▶ _DATA FOR PROCESSING_
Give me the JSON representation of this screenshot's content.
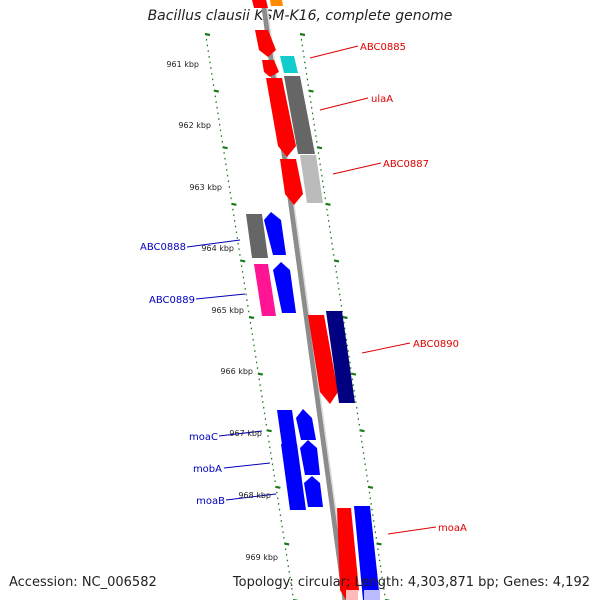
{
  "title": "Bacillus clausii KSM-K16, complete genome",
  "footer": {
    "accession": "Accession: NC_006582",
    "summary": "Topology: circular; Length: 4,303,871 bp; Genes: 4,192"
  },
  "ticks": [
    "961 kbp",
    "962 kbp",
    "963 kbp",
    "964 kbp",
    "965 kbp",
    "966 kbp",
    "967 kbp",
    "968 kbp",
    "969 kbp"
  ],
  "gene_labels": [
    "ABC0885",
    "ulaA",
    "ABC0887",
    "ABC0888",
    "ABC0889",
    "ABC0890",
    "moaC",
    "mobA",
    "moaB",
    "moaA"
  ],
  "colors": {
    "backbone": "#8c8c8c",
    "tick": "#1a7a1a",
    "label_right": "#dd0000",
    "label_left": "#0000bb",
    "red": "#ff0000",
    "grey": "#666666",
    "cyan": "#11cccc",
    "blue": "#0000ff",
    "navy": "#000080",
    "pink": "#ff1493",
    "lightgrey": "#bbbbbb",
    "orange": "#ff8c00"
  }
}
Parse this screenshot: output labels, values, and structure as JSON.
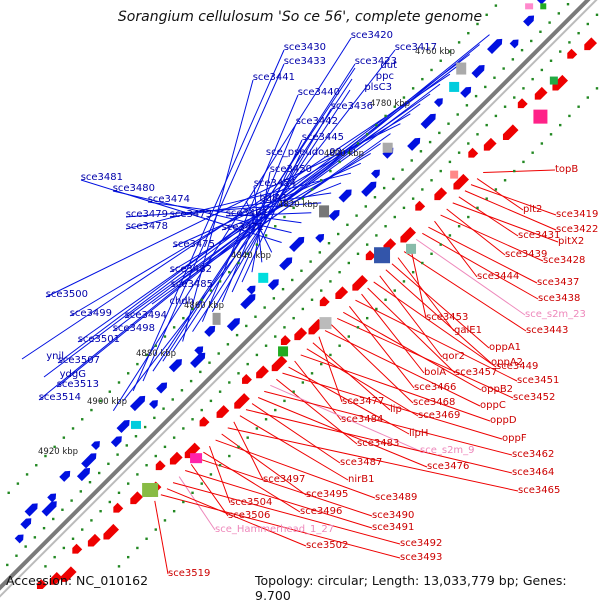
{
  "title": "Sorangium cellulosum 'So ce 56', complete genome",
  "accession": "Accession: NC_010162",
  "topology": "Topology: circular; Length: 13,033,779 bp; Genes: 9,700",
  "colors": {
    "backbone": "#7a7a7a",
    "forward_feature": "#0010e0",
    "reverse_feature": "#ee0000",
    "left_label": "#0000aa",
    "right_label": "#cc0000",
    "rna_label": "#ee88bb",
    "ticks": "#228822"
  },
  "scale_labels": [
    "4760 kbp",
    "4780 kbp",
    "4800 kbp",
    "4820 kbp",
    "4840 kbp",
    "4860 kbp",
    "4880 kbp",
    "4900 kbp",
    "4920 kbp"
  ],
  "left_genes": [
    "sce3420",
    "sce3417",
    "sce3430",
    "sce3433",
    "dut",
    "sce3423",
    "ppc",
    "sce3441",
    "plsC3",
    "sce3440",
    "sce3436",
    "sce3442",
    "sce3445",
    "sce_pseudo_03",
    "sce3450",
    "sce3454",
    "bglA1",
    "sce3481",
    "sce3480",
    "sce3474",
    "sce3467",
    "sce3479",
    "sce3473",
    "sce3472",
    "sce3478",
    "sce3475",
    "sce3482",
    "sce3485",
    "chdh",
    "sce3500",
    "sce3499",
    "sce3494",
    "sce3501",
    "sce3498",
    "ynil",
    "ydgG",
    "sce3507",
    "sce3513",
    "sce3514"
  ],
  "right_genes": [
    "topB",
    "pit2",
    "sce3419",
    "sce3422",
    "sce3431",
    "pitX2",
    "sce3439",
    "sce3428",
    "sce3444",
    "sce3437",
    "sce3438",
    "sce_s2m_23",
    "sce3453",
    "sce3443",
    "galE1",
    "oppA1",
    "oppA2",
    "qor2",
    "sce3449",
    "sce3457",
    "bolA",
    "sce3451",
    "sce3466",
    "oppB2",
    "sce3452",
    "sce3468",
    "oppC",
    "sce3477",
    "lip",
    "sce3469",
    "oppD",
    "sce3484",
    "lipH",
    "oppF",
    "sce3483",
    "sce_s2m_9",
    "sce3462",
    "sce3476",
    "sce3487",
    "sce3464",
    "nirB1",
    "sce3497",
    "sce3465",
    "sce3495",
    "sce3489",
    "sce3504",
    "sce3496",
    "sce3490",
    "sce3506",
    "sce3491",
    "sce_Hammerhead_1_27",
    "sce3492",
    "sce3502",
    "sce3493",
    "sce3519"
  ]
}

▶ _WORK ITEM_
The whole listing must be restated word for word. Leave out any pictures.

▶ _WRITTEN SOLUTION_
Give me the JSON representation of this screenshot's content.
{
  "title": "Bacillus clausii KSM-K16, complete genome",
  "footer": {
    "accession": "Accession: NC_006582",
    "summary": "Topology: circular; Length: 4,303,871 bp; Genes: 4,192"
  },
  "ticks": [
    "961 kbp",
    "962 kbp",
    "963 kbp",
    "964 kbp",
    "965 kbp",
    "966 kbp",
    "967 kbp",
    "968 kbp",
    "969 kbp"
  ],
  "gene_labels": [
    "ABC0885",
    "ulaA",
    "ABC0887",
    "ABC0888",
    "ABC0889",
    "ABC0890",
    "moaC",
    "mobA",
    "moaB",
    "moaA"
  ],
  "colors": {
    "backbone": "#8c8c8c",
    "tick": "#1a7a1a",
    "label_right": "#dd0000",
    "label_left": "#0000bb",
    "red": "#ff0000",
    "grey": "#666666",
    "cyan": "#11cccc",
    "blue": "#0000ff",
    "navy": "#000080",
    "pink": "#ff1493",
    "lightgrey": "#bbbbbb",
    "orange": "#ff8c00"
  }
}
Parse this screenshot: output labels, values, and structure as JSON.
{
  "title": "Sorangium cellulosum 'So ce 56', complete genome",
  "accession": "Accession: NC_010162",
  "topology": "Topology: circular; Length: 13,033,779 bp; Genes: 9,700",
  "colors": {
    "backbone": "#7a7a7a",
    "forward_feature": "#0010e0",
    "reverse_feature": "#ee0000",
    "left_label": "#0000aa",
    "right_label": "#cc0000",
    "rna_label": "#ee88bb",
    "ticks": "#228822"
  },
  "scale_labels": [
    "4760 kbp",
    "4780 kbp",
    "4800 kbp",
    "4820 kbp",
    "4840 kbp",
    "4860 kbp",
    "4880 kbp",
    "4900 kbp",
    "4920 kbp"
  ],
  "left_genes": [
    "sce3420",
    "sce3417",
    "sce3430",
    "sce3433",
    "dut",
    "sce3423",
    "ppc",
    "sce3441",
    "plsC3",
    "sce3440",
    "sce3436",
    "sce3442",
    "sce3445",
    "sce_pseudo_03",
    "sce3450",
    "sce3454",
    "bglA1",
    "sce3481",
    "sce3480",
    "sce3474",
    "sce3467",
    "sce3479",
    "sce3473",
    "sce3472",
    "sce3478",
    "sce3475",
    "sce3482",
    "sce3485",
    "chdh",
    "sce3500",
    "sce3499",
    "sce3494",
    "sce3501",
    "sce3498",
    "ynil",
    "ydgG",
    "sce3507",
    "sce3513",
    "sce3514"
  ],
  "right_genes": [
    "topB",
    "pit2",
    "sce3419",
    "sce3422",
    "sce3431",
    "pitX2",
    "sce3439",
    "sce3428",
    "sce3444",
    "sce3437",
    "sce3438",
    "sce_s2m_23",
    "sce3453",
    "sce3443",
    "galE1",
    "oppA1",
    "oppA2",
    "qor2",
    "sce3449",
    "sce3457",
    "bolA",
    "sce3451",
    "sce3466",
    "oppB2",
    "sce3452",
    "sce3468",
    "oppC",
    "sce3477",
    "lip",
    "sce3469",
    "oppD",
    "sce3484",
    "lipH",
    "oppF",
    "sce3483",
    "sce_s2m_9",
    "sce3462",
    "sce3476",
    "sce3487",
    "sce3464",
    "nirB1",
    "sce3497",
    "sce3465",
    "sce3495",
    "sce3489",
    "sce3504",
    "sce3496",
    "sce3490",
    "sce3506",
    "sce3491",
    "sce_Hammerhead_1_27",
    "sce3492",
    "sce3502",
    "sce3493",
    "sce3519"
  ]
}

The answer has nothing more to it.